> _YOUR TASK_
Restate the records in their entirety, word for word.
*** DATA SUPPLIED
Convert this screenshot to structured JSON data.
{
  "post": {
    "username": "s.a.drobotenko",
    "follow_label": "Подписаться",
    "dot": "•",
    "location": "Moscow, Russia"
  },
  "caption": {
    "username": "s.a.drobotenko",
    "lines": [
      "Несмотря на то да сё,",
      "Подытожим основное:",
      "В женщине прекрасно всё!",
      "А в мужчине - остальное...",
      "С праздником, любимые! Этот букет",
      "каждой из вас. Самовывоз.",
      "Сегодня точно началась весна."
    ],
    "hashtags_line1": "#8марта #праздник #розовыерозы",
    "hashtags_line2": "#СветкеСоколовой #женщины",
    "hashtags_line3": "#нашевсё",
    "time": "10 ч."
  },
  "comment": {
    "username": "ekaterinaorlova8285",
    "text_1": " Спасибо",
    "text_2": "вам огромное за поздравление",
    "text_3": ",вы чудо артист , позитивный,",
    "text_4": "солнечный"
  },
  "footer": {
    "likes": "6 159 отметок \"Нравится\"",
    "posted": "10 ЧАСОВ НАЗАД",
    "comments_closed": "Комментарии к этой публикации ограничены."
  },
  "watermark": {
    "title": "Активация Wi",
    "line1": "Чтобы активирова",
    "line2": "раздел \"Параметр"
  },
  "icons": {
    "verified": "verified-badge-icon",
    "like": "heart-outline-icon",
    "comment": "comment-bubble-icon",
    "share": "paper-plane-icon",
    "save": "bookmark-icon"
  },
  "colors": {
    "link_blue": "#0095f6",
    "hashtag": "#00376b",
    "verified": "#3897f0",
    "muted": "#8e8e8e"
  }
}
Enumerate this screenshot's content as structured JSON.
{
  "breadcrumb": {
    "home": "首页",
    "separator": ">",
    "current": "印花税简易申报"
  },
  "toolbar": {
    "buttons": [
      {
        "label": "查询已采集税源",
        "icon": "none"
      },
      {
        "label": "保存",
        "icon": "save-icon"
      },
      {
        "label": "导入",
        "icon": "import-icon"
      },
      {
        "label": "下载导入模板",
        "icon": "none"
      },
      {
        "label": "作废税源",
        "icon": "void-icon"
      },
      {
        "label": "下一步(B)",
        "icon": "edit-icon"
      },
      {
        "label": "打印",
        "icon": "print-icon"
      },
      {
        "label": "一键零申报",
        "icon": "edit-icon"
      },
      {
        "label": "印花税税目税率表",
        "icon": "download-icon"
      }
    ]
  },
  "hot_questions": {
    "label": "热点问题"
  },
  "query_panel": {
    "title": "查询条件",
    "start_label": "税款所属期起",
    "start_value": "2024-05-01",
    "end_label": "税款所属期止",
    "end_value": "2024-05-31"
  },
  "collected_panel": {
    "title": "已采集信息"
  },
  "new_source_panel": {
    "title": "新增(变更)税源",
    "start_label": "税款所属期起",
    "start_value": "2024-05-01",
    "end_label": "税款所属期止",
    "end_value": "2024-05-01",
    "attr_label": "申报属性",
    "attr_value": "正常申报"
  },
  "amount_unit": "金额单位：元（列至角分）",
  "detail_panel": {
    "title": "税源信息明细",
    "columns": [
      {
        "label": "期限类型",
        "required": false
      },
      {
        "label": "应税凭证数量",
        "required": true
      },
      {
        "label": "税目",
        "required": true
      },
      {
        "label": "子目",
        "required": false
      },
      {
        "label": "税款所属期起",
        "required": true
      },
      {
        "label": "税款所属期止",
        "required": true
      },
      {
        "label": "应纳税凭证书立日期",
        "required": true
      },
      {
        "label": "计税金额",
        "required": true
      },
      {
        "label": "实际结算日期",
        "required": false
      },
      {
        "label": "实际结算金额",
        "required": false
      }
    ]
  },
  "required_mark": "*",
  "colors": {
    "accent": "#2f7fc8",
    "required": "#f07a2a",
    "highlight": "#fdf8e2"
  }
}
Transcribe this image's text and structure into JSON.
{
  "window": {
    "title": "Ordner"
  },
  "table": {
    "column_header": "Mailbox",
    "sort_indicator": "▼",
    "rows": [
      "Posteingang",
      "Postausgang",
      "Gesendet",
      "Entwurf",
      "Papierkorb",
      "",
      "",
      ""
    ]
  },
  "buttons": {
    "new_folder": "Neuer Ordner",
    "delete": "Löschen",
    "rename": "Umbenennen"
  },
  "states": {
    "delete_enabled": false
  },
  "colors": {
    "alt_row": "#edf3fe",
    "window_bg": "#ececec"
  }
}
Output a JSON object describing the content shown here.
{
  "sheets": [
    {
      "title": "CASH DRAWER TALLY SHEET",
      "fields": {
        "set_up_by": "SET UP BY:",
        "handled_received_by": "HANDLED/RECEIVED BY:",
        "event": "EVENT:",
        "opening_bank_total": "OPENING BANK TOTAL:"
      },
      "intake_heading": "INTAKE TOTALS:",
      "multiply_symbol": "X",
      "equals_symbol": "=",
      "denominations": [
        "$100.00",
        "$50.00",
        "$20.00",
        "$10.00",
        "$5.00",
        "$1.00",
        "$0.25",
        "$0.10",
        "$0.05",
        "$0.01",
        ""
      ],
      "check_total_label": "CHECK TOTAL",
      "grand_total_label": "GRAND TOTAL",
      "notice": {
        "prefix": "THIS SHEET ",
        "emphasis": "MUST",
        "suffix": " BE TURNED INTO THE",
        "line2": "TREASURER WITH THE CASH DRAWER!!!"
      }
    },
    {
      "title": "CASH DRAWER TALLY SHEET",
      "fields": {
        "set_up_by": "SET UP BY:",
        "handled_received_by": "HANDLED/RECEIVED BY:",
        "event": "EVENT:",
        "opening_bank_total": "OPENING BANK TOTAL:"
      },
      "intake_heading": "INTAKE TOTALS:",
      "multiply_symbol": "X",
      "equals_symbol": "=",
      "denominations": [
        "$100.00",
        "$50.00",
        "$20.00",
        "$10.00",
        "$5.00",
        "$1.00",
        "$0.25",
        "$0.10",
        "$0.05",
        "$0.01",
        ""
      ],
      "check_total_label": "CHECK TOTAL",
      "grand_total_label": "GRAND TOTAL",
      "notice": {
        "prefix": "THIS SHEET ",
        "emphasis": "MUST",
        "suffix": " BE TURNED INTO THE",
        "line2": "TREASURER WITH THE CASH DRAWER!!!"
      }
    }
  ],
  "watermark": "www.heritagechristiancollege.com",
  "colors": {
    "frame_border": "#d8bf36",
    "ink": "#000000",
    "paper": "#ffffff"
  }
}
******
> _COMPLETED EXERCISE_
Convert this screenshot to structured JSON data.
{
  "post": {
    "username": "s.a.drobotenko",
    "follow_label": "Подписаться",
    "dot": "•",
    "location": "Moscow, Russia"
  },
  "caption": {
    "username": "s.a.drobotenko",
    "lines": [
      "Несмотря на то да сё,",
      "Подытожим основное:",
      "В женщине прекрасно всё!",
      "А в мужчине - остальное...",
      "С праздником, любимые! Этот букет",
      "каждой из вас. Самовывоз.",
      "Сегодня точно началась весна."
    ],
    "hashtags_line1": "#8марта #праздник #розовыерозы",
    "hashtags_line2": "#СветкеСоколовой #женщины",
    "hashtags_line3": "#нашевсё",
    "time": "10 ч."
  },
  "comment": {
    "username": "ekaterinaorlova8285",
    "text_1": " Спасибо",
    "text_2": "вам огромное за поздравление",
    "text_3": ",вы чудо артист , позитивный,",
    "text_4": "солнечный"
  },
  "footer": {
    "likes": "6 159 отметок \"Нравится\"",
    "posted": "10 ЧАСОВ НАЗАД",
    "comments_closed": "Комментарии к этой публикации ограничены."
  },
  "watermark": {
    "title": "Активация Wi",
    "line1": "Чтобы активирова",
    "line2": "раздел \"Параметр"
  },
  "icons": {
    "verified": "verified-badge-icon",
    "like": "heart-outline-icon",
    "comment": "comment-bubble-icon",
    "share": "paper-plane-icon",
    "save": "bookmark-icon"
  },
  "colors": {
    "link_blue": "#0095f6",
    "hashtag": "#00376b",
    "verified": "#3897f0",
    "muted": "#8e8e8e"
  }
}
Enumerate this screenshot's content as structured JSON.
{
  "breadcrumb": {
    "home": "首页",
    "separator": ">",
    "current": "印花税简易申报"
  },
  "toolbar": {
    "buttons": [
      {
        "label": "查询已采集税源",
        "icon": "none"
      },
      {
        "label": "保存",
        "icon": "save-icon"
      },
      {
        "label": "导入",
        "icon": "import-icon"
      },
      {
        "label": "下载导入模板",
        "icon": "none"
      },
      {
        "label": "作废税源",
        "icon": "void-icon"
      },
      {
        "label": "下一步(B)",
        "icon": "edit-icon"
      },
      {
        "label": "打印",
        "icon": "print-icon"
      },
      {
        "label": "一键零申报",
        "icon": "edit-icon"
      },
      {
        "label": "印花税税目税率表",
        "icon": "download-icon"
      }
    ]
  },
  "hot_questions": {
    "label": "热点问题"
  },
  "query_panel": {
    "title": "查询条件",
    "start_label": "税款所属期起",
    "start_value": "2024-05-01",
    "end_label": "税款所属期止",
    "end_value": "2024-05-31"
  },
  "collected_panel": {
    "title": "已采集信息"
  },
  "new_source_panel": {
    "title": "新增(变更)税源",
    "start_label": "税款所属期起",
    "start_value": "2024-05-01",
    "end_label": "税款所属期止",
    "end_value": "2024-05-01",
    "attr_label": "申报属性",
    "attr_value": "正常申报"
  },
  "amount_unit": "金额单位：元（列至角分）",
  "detail_panel": {
    "title": "税源信息明细",
    "columns": [
      {
        "label": "期限类型",
        "required": false
      },
      {
        "label": "应税凭证数量",
        "required": true
      },
      {
        "label": "税目",
        "required": true
      },
      {
        "label": "子目",
        "required": false
      },
      {
        "label": "税款所属期起",
        "required": true
      },
      {
        "label": "税款所属期止",
        "required": true
      },
      {
        "label": "应纳税凭证书立日期",
        "required": true
      },
      {
        "label": "计税金额",
        "required": true
      },
      {
        "label": "实际结算日期",
        "required": false
      },
      {
        "label": "实际结算金额",
        "required": false
      }
    ]
  },
  "required_mark": "*",
  "colors": {
    "accent": "#2f7fc8",
    "required": "#f07a2a",
    "highlight": "#fdf8e2"
  }
}
Transcribe this image's text and structure into JSON.
{
  "window": {
    "title": "Ordner"
  },
  "table": {
    "column_header": "Mailbox",
    "sort_indicator": "▼",
    "rows": [
      "Posteingang",
      "Postausgang",
      "Gesendet",
      "Entwurf",
      "Papierkorb",
      "",
      "",
      ""
    ]
  },
  "buttons": {
    "new_folder": "Neuer Ordner",
    "delete": "Löschen",
    "rename": "Umbenennen"
  },
  "states": {
    "delete_enabled": false
  },
  "colors": {
    "alt_row": "#edf3fe",
    "window_bg": "#ececec"
  }
}
Output a JSON object describing the content shown here.
{
  "sheets": [
    {
      "title": "CASH DRAWER TALLY SHEET",
      "fields": {
        "set_up_by": "SET UP BY:",
        "handled_received_by": "HANDLED/RECEIVED BY:",
        "event": "EVENT:",
        "opening_bank_total": "OPENING BANK TOTAL:"
      },
      "intake_heading": "INTAKE TOTALS:",
      "multiply_symbol": "X",
      "equals_symbol": "=",
      "denominations": [
        "$100.00",
        "$50.00",
        "$20.00",
        "$10.00",
        "$5.00",
        "$1.00",
        "$0.25",
        "$0.10",
        "$0.05",
        "$0.01",
        ""
      ],
      "check_total_label": "CHECK TOTAL",
      "grand_total_label": "GRAND TOTAL",
      "notice": {
        "prefix": "THIS SHEET ",
        "emphasis": "MUST",
        "suffix": " BE TURNED INTO THE",
        "line2": "TREASURER WITH THE CASH DRAWER!!!"
      }
    },
    {
      "title": "CASH DRAWER TALLY SHEET",
      "fields": {
        "set_up_by": "SET UP BY:",
        "handled_received_by": "HANDLED/RECEIVED BY:",
        "event": "EVENT:",
        "opening_bank_total": "OPENING BANK TOTAL:"
      },
      "intake_heading": "INTAKE TOTALS:",
      "multiply_symbol": "X",
      "equals_symbol": "=",
      "denominations": [
        "$100.00",
        "$50.00",
        "$20.00",
        "$10.00",
        "$5.00",
        "$1.00",
        "$0.25",
        "$0.10",
        "$0.05",
        "$0.01",
        ""
      ],
      "check_total_label": "CHECK TOTAL",
      "grand_total_label": "GRAND TOTAL",
      "notice": {
        "prefix": "THIS SHEET ",
        "emphasis": "MUST",
        "suffix": " BE TURNED INTO THE",
        "line2": "TREASURER WITH THE CASH DRAWER!!!"
      }
    }
  ],
  "watermark": "www.heritagechristiancollege.com",
  "colors": {
    "frame_border": "#d8bf36",
    "ink": "#000000",
    "paper": "#ffffff"
  }
}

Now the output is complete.